> [CHALLENGE]: Please give the data below again in full, exactly as it stands.

[Lines of data]
* begin *

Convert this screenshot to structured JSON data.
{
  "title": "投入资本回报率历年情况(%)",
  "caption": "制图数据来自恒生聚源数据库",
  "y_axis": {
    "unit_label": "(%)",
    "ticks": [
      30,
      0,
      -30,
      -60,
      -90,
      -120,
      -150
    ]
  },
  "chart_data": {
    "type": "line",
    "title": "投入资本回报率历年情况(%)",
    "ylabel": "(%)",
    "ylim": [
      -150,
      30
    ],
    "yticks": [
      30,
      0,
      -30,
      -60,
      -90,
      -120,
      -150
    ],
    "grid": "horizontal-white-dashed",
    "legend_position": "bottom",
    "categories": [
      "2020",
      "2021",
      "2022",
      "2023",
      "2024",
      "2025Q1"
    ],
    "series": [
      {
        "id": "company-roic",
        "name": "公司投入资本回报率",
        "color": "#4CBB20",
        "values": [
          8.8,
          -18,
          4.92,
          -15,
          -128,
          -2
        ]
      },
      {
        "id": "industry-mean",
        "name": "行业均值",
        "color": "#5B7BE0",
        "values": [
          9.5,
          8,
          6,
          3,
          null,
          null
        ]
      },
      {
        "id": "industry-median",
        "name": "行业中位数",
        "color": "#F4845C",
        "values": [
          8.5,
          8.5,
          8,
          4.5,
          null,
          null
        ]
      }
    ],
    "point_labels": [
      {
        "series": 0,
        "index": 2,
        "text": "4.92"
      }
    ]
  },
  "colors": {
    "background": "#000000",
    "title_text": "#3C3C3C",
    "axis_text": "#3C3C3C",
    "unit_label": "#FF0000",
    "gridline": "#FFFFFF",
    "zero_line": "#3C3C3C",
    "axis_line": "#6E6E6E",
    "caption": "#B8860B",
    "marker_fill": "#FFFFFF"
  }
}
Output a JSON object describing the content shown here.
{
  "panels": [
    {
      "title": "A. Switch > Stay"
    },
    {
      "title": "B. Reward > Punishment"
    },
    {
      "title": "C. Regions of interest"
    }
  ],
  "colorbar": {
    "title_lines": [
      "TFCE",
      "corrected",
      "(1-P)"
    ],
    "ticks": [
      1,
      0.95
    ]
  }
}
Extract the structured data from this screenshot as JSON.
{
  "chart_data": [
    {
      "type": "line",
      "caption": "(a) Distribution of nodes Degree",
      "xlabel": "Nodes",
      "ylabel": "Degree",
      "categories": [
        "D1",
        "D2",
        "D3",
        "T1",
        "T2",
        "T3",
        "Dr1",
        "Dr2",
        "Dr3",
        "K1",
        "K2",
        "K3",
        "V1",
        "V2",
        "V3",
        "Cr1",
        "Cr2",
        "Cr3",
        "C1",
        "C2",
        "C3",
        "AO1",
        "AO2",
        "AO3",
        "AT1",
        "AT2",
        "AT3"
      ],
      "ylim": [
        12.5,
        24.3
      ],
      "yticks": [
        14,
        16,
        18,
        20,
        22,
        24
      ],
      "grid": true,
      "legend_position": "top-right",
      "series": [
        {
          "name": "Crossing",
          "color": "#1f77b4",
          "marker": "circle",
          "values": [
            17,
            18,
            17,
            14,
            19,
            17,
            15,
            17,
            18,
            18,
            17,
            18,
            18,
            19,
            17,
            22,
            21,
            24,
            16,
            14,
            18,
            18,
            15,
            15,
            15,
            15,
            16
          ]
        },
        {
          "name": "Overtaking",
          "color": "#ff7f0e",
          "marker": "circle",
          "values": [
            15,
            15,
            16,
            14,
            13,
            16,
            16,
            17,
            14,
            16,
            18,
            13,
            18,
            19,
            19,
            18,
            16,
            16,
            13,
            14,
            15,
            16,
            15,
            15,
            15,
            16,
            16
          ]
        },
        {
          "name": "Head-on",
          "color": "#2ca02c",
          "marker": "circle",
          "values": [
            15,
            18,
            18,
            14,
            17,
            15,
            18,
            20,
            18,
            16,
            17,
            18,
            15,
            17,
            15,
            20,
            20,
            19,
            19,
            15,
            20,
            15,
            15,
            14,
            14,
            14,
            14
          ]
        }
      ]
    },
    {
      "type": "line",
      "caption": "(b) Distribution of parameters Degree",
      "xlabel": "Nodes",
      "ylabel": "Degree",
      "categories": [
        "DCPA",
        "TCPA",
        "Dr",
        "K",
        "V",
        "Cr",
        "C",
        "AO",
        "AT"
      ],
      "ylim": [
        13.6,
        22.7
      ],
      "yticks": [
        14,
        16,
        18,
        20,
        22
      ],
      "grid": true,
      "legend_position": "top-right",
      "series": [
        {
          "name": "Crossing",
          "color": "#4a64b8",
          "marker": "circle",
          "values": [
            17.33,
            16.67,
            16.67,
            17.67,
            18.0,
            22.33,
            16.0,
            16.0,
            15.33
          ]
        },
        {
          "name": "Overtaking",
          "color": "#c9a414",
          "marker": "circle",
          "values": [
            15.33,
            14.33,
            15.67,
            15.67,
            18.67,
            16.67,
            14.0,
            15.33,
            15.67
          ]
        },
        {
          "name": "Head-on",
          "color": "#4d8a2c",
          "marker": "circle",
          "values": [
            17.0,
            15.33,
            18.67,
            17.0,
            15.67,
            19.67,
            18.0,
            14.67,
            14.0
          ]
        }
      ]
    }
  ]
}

* end *

> [CORRECT RESULT]:
Convert this screenshot to structured JSON data.
{
  "title": "投入资本回报率历年情况(%)",
  "caption": "制图数据来自恒生聚源数据库",
  "y_axis": {
    "unit_label": "(%)",
    "ticks": [
      30,
      0,
      -30,
      -60,
      -90,
      -120,
      -150
    ]
  },
  "chart_data": {
    "type": "line",
    "title": "投入资本回报率历年情况(%)",
    "ylabel": "(%)",
    "ylim": [
      -150,
      30
    ],
    "yticks": [
      30,
      0,
      -30,
      -60,
      -90,
      -120,
      -150
    ],
    "grid": "horizontal-white-dashed",
    "legend_position": "bottom",
    "categories": [
      "2020",
      "2021",
      "2022",
      "2023",
      "2024",
      "2025Q1"
    ],
    "series": [
      {
        "id": "company-roic",
        "name": "公司投入资本回报率",
        "color": "#4CBB20",
        "values": [
          8.8,
          -18,
          4.92,
          -15,
          -128,
          -2
        ]
      },
      {
        "id": "industry-mean",
        "name": "行业均值",
        "color": "#5B7BE0",
        "values": [
          9.5,
          8,
          6,
          3,
          null,
          null
        ]
      },
      {
        "id": "industry-median",
        "name": "行业中位数",
        "color": "#F4845C",
        "values": [
          8.5,
          8.5,
          8,
          4.5,
          null,
          null
        ]
      }
    ],
    "point_labels": [
      {
        "series": 0,
        "index": 2,
        "text": "4.92"
      }
    ]
  },
  "colors": {
    "background": "#000000",
    "title_text": "#3C3C3C",
    "axis_text": "#3C3C3C",
    "unit_label": "#FF0000",
    "gridline": "#FFFFFF",
    "zero_line": "#3C3C3C",
    "axis_line": "#6E6E6E",
    "caption": "#B8860B",
    "marker_fill": "#FFFFFF"
  }
}
Output a JSON object describing the content shown here.
{
  "panels": [
    {
      "title": "A. Switch > Stay"
    },
    {
      "title": "B. Reward > Punishment"
    },
    {
      "title": "C. Regions of interest"
    }
  ],
  "colorbar": {
    "title_lines": [
      "TFCE",
      "corrected",
      "(1-P)"
    ],
    "ticks": [
      1,
      0.95
    ]
  }
}
Extract the structured data from this screenshot as JSON.
{
  "chart_data": [
    {
      "type": "line",
      "caption": "(a) Distribution of nodes Degree",
      "xlabel": "Nodes",
      "ylabel": "Degree",
      "categories": [
        "D1",
        "D2",
        "D3",
        "T1",
        "T2",
        "T3",
        "Dr1",
        "Dr2",
        "Dr3",
        "K1",
        "K2",
        "K3",
        "V1",
        "V2",
        "V3",
        "Cr1",
        "Cr2",
        "Cr3",
        "C1",
        "C2",
        "C3",
        "AO1",
        "AO2",
        "AO3",
        "AT1",
        "AT2",
        "AT3"
      ],
      "ylim": [
        12.5,
        24.3
      ],
      "yticks": [
        14,
        16,
        18,
        20,
        22,
        24
      ],
      "grid": true,
      "legend_position": "top-right",
      "series": [
        {
          "name": "Crossing",
          "color": "#1f77b4",
          "marker": "circle",
          "values": [
            17,
            18,
            17,
            14,
            19,
            17,
            15,
            17,
            18,
            18,
            17,
            18,
            18,
            19,
            17,
            22,
            21,
            24,
            16,
            14,
            18,
            18,
            15,
            15,
            15,
            15,
            16
          ]
        },
        {
          "name": "Overtaking",
          "color": "#ff7f0e",
          "marker": "circle",
          "values": [
            15,
            15,
            16,
            14,
            13,
            16,
            16,
            17,
            14,
            16,
            18,
            13,
            18,
            19,
            19,
            18,
            16,
            16,
            13,
            14,
            15,
            16,
            15,
            15,
            15,
            16,
            16
          ]
        },
        {
          "name": "Head-on",
          "color": "#2ca02c",
          "marker": "circle",
          "values": [
            15,
            18,
            18,
            14,
            17,
            15,
            18,
            20,
            18,
            16,
            17,
            18,
            15,
            17,
            15,
            20,
            20,
            19,
            19,
            15,
            20,
            15,
            15,
            14,
            14,
            14,
            14
          ]
        }
      ]
    },
    {
      "type": "line",
      "caption": "(b) Distribution of parameters Degree",
      "xlabel": "Nodes",
      "ylabel": "Degree",
      "categories": [
        "DCPA",
        "TCPA",
        "Dr",
        "K",
        "V",
        "Cr",
        "C",
        "AO",
        "AT"
      ],
      "ylim": [
        13.6,
        22.7
      ],
      "yticks": [
        14,
        16,
        18,
        20,
        22
      ],
      "grid": true,
      "legend_position": "top-right",
      "series": [
        {
          "name": "Crossing",
          "color": "#4a64b8",
          "marker": "circle",
          "values": [
            17.33,
            16.67,
            16.67,
            17.67,
            18.0,
            22.33,
            16.0,
            16.0,
            15.33
          ]
        },
        {
          "name": "Overtaking",
          "color": "#c9a414",
          "marker": "circle",
          "values": [
            15.33,
            14.33,
            15.67,
            15.67,
            18.67,
            16.67,
            14.0,
            15.33,
            15.67
          ]
        },
        {
          "name": "Head-on",
          "color": "#4d8a2c",
          "marker": "circle",
          "values": [
            17.0,
            15.33,
            18.67,
            17.0,
            15.67,
            19.67,
            18.0,
            14.67,
            14.0
          ]
        }
      ]
    }
  ]
}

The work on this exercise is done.